------ DATA TO PROCESS

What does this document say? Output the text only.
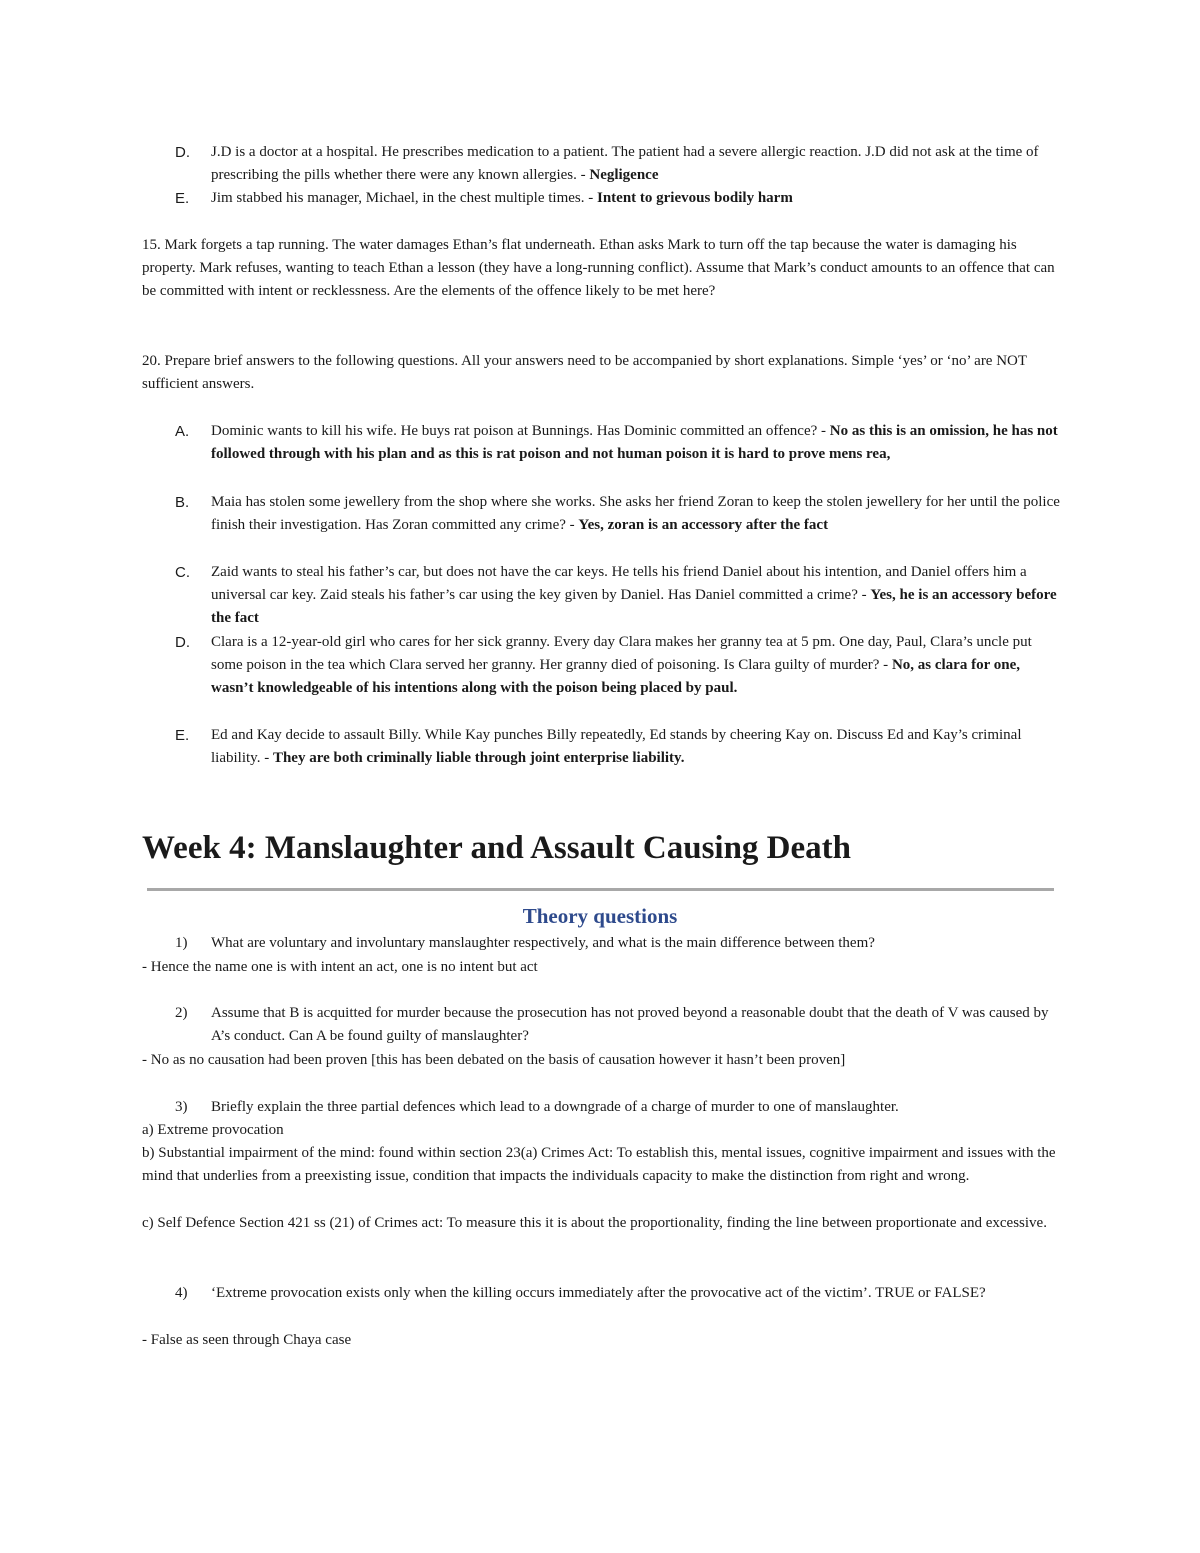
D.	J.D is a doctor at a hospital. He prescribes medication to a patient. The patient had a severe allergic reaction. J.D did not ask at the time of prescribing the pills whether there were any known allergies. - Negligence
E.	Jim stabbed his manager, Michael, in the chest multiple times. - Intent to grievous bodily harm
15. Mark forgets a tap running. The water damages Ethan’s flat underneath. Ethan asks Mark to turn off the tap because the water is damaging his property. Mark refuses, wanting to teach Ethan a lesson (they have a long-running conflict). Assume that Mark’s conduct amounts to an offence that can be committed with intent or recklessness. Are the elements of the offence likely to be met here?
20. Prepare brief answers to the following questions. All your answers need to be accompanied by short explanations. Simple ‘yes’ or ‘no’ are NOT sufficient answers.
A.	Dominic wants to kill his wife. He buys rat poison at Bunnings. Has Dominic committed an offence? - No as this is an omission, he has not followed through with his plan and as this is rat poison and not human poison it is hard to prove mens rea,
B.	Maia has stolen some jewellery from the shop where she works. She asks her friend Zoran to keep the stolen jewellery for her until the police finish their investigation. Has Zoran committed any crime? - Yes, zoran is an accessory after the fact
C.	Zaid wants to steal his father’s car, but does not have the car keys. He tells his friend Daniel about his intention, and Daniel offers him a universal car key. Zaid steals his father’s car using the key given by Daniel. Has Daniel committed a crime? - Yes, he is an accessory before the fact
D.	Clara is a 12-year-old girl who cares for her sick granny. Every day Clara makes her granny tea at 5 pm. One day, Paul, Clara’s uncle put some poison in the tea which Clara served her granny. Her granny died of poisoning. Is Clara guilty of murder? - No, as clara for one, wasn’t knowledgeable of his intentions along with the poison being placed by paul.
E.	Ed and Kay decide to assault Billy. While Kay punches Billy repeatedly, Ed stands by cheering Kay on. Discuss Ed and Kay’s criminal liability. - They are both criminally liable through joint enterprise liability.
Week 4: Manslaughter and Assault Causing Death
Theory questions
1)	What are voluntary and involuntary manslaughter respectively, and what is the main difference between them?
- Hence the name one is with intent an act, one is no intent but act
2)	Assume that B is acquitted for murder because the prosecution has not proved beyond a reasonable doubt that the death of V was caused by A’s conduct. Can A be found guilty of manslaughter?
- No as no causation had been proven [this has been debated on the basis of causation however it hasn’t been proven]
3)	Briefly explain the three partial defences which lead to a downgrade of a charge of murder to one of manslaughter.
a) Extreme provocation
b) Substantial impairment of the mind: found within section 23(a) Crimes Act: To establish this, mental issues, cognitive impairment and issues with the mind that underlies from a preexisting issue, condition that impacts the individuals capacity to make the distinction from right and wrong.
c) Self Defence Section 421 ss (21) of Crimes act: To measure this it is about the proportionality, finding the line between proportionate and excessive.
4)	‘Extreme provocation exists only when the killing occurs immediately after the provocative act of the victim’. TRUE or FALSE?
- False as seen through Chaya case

------------
------ DATA TO PROCESS

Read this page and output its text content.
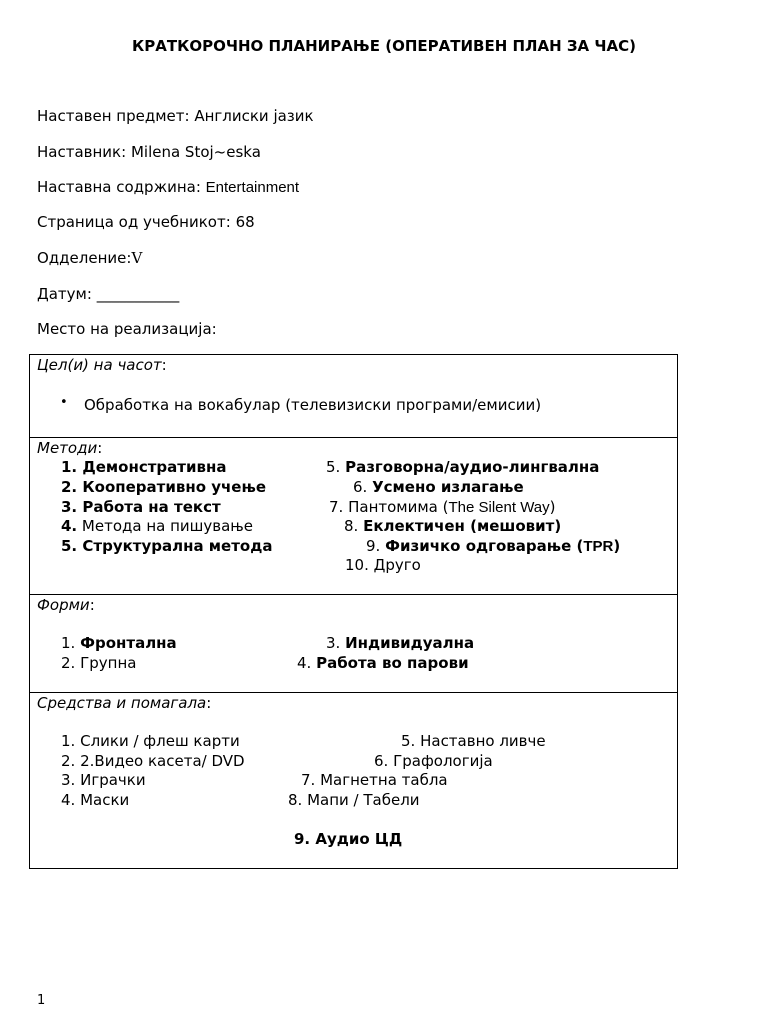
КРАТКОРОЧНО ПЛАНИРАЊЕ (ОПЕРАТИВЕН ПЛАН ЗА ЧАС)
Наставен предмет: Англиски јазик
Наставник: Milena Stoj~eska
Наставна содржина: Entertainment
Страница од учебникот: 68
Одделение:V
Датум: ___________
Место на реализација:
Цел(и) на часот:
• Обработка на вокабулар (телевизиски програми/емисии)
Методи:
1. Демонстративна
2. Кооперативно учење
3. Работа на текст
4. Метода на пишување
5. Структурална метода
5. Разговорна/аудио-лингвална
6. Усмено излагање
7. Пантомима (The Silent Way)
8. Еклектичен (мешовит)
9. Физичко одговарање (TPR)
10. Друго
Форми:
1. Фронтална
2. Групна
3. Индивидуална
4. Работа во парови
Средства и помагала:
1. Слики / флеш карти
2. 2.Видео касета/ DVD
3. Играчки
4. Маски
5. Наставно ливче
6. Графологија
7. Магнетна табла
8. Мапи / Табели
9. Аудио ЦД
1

------------

→ WHAT IS REQUIRED
Show every line from the entries above in which "after" appears.

→ EXPECTED ANSWER
B.	Maia has stolen some jewellery from the shop where she works. She asks her friend Zoran to keep the stolen jewellery for her until the police finish their investigation. Has Zoran committed any crime? - Yes, zoran is an accessory after the fact
4)	‘Extreme provocation exists only when the killing occurs immediately after the provocative act of the victim’. TRUE or FALSE?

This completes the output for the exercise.